### PROBLEM REQUIREMENTS:
Copy the listing below line for line, keeping every character, coordinate and line break unchanged.

### THE DATA:
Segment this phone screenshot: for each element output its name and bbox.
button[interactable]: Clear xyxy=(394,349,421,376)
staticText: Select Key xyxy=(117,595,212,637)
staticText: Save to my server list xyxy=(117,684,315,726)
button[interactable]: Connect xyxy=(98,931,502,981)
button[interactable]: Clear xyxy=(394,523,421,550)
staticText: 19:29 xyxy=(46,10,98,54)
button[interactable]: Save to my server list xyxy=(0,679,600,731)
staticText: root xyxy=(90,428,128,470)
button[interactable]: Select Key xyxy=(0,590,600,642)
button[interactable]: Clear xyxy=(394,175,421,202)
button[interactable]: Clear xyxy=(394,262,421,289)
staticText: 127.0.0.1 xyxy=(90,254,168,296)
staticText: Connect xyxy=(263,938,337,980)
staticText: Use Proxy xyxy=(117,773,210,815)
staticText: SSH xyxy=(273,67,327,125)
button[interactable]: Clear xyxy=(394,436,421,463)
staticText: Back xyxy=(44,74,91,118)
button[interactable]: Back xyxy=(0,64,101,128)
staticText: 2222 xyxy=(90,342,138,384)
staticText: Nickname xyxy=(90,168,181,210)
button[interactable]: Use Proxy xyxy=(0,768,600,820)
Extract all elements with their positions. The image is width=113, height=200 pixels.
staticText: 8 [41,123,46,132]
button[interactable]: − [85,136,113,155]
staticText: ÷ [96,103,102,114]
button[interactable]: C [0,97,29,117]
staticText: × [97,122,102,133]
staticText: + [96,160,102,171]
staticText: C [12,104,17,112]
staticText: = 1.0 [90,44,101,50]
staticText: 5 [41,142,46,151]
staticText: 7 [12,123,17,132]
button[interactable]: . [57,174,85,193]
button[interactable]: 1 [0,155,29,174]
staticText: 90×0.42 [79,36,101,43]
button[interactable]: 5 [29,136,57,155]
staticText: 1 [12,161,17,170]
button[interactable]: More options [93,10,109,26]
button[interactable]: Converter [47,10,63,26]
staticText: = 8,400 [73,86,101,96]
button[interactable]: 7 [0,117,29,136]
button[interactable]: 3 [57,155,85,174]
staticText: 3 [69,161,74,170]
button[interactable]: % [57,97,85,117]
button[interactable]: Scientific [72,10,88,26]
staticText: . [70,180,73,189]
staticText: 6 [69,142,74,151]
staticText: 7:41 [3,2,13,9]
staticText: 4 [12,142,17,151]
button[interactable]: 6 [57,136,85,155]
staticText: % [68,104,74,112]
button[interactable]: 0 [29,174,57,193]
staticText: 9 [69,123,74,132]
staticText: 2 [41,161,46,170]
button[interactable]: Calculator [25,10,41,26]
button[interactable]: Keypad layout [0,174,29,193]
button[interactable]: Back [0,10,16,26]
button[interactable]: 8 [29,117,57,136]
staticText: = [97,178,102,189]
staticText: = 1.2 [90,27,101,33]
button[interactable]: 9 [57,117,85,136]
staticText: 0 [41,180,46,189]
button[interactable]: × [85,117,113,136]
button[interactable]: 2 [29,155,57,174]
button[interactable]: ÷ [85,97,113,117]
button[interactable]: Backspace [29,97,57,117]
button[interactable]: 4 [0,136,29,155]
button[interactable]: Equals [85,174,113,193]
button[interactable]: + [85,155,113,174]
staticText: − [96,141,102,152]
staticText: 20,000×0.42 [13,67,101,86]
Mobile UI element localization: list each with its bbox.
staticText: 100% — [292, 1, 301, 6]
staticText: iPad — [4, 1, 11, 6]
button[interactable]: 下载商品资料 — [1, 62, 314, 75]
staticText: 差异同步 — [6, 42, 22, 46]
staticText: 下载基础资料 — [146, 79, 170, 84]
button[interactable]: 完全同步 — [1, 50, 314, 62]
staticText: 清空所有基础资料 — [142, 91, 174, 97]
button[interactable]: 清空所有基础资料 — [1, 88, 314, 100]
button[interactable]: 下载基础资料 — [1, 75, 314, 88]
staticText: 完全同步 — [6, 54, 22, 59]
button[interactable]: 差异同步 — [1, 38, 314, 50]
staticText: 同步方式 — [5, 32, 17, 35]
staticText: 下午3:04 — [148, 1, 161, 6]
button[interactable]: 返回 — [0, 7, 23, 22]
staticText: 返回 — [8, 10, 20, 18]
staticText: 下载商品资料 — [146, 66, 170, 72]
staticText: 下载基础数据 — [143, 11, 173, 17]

### EXERCISE ANSWER:
Segment this phone screenshot: for each element output its name and bbox.
button[interactable]: Clear xyxy=(394,349,421,376)
staticText: Select Key xyxy=(117,595,212,637)
staticText: Save to my server list xyxy=(117,684,315,726)
button[interactable]: Connect xyxy=(98,931,502,981)
button[interactable]: Clear xyxy=(394,523,421,550)
staticText: 19:29 xyxy=(46,10,98,54)
button[interactable]: Save to my server list xyxy=(0,679,600,731)
staticText: root xyxy=(90,428,128,470)
button[interactable]: Select Key xyxy=(0,590,600,642)
button[interactable]: Clear xyxy=(394,175,421,202)
button[interactable]: Clear xyxy=(394,262,421,289)
staticText: 127.0.0.1 xyxy=(90,254,168,296)
staticText: Connect xyxy=(263,938,337,980)
staticText: Use Proxy xyxy=(117,773,210,815)
staticText: SSH xyxy=(273,67,327,125)
button[interactable]: Clear xyxy=(394,436,421,463)
staticText: Back xyxy=(44,74,91,118)
button[interactable]: Back xyxy=(0,64,101,128)
staticText: 2222 xyxy=(90,342,138,384)
staticText: Nickname xyxy=(90,168,181,210)
button[interactable]: Use Proxy xyxy=(0,768,600,820)
Extract all elements with their positions. The image is width=113, height=200 pixels.
staticText: 8 [41,123,46,132]
button[interactable]: − [85,136,113,155]
staticText: ÷ [96,103,102,114]
button[interactable]: C [0,97,29,117]
staticText: × [97,122,102,133]
staticText: + [96,160,102,171]
staticText: C [12,104,17,112]
staticText: = 1.0 [90,44,101,50]
staticText: 5 [41,142,46,151]
staticText: 7 [12,123,17,132]
button[interactable]: . [57,174,85,193]
button[interactable]: 1 [0,155,29,174]
staticText: 90×0.42 [79,36,101,43]
button[interactable]: 5 [29,136,57,155]
staticText: 1 [12,161,17,170]
button[interactable]: More options [93,10,109,26]
button[interactable]: Converter [47,10,63,26]
staticText: = 8,400 [73,86,101,96]
button[interactable]: 7 [0,117,29,136]
button[interactable]: 3 [57,155,85,174]
staticText: 3 [69,161,74,170]
button[interactable]: % [57,97,85,117]
button[interactable]: Scientific [72,10,88,26]
staticText: . [70,180,73,189]
staticText: 6 [69,142,74,151]
staticText: 7:41 [3,2,13,9]
staticText: 4 [12,142,17,151]
button[interactable]: 6 [57,136,85,155]
staticText: % [68,104,74,112]
button[interactable]: 0 [29,174,57,193]
staticText: 9 [69,123,74,132]
staticText: 2 [41,161,46,170]
button[interactable]: Calculator [25,10,41,26]
button[interactable]: Keypad layout [0,174,29,193]
button[interactable]: Back [0,10,16,26]
button[interactable]: 8 [29,117,57,136]
staticText: = [97,178,102,189]
staticText: = 1.2 [90,27,101,33]
button[interactable]: 9 [57,117,85,136]
staticText: 0 [41,180,46,189]
button[interactable]: × [85,117,113,136]
button[interactable]: 2 [29,155,57,174]
button[interactable]: ÷ [85,97,113,117]
button[interactable]: Backspace [29,97,57,117]
button[interactable]: 4 [0,136,29,155]
button[interactable]: Equals [85,174,113,193]
button[interactable]: + [85,155,113,174]
staticText: − [96,141,102,152]
staticText: 20,000×0.42 [13,67,101,86]
Mobile UI element localization: list each with its bbox.
staticText: 100% — [292, 1, 301, 6]
staticText: iPad — [4, 1, 11, 6]
button[interactable]: 下载商品资料 — [1, 62, 314, 75]
staticText: 差异同步 — [6, 42, 22, 46]
staticText: 下载基础资料 — [146, 79, 170, 84]
button[interactable]: 完全同步 — [1, 50, 314, 62]
staticText: 清空所有基础资料 — [142, 91, 174, 97]
button[interactable]: 清空所有基础资料 — [1, 88, 314, 100]
button[interactable]: 下载基础资料 — [1, 75, 314, 88]
staticText: 完全同步 — [6, 54, 22, 59]
button[interactable]: 差异同步 — [1, 38, 314, 50]
staticText: 同步方式 — [5, 32, 17, 35]
staticText: 下午3:04 — [148, 1, 161, 6]
button[interactable]: 返回 — [0, 7, 23, 22]
staticText: 返回 — [8, 10, 20, 18]
staticText: 下载商品资料 — [146, 66, 170, 72]
staticText: 下载基础数据 — [143, 11, 173, 17]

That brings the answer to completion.